=== SUPPLIED INFORMATION ===
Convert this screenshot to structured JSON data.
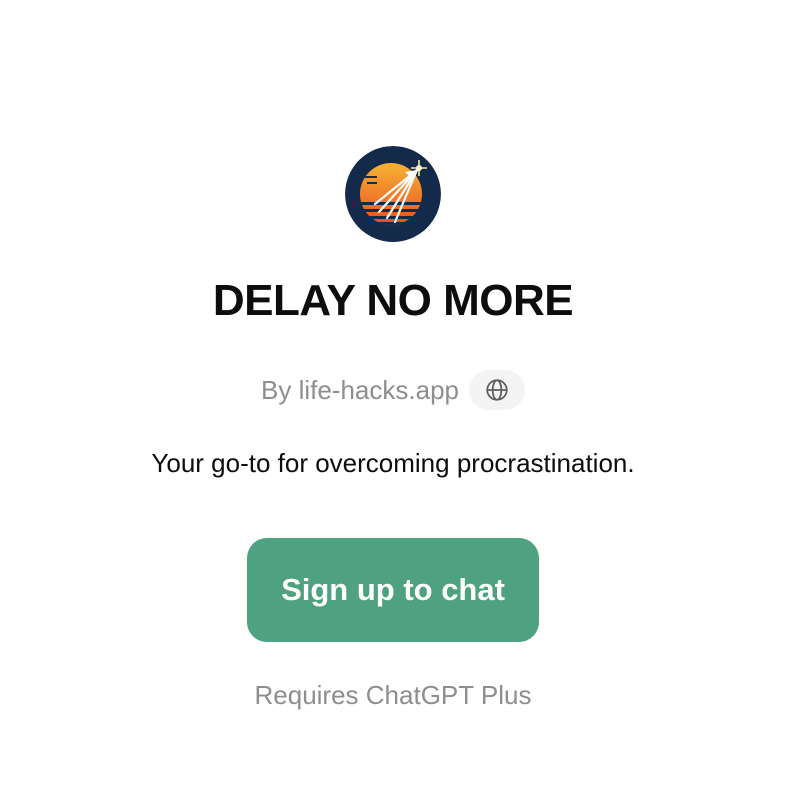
{
  "gpt": {
    "name": "DELAY NO MORE",
    "author": "By life-hacks.app",
    "description": "Your go-to for overcoming procrastination.",
    "logo_icon": "rocket-sunset-logo",
    "website_icon": "globe-icon"
  },
  "actions": {
    "signup_label": "Sign up to chat",
    "requirement": "Requires ChatGPT Plus"
  },
  "colors": {
    "accent": "#4ea181",
    "muted_text": "#8e8e8e",
    "text": "#0d0d0d",
    "pill_bg": "#f4f4f4"
  }
}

=== DIRECTIONS ===
All the records above need to be given again word for word. Skip the pictures.

=== SOLUTION ===
Convert this screenshot to structured JSON data.
{
  "gpt": {
    "name": "DELAY NO MORE",
    "author": "By life-hacks.app",
    "description": "Your go-to for overcoming procrastination.",
    "logo_icon": "rocket-sunset-logo",
    "website_icon": "globe-icon"
  },
  "actions": {
    "signup_label": "Sign up to chat",
    "requirement": "Requires ChatGPT Plus"
  },
  "colors": {
    "accent": "#4ea181",
    "muted_text": "#8e8e8e",
    "text": "#0d0d0d",
    "pill_bg": "#f4f4f4"
  }
}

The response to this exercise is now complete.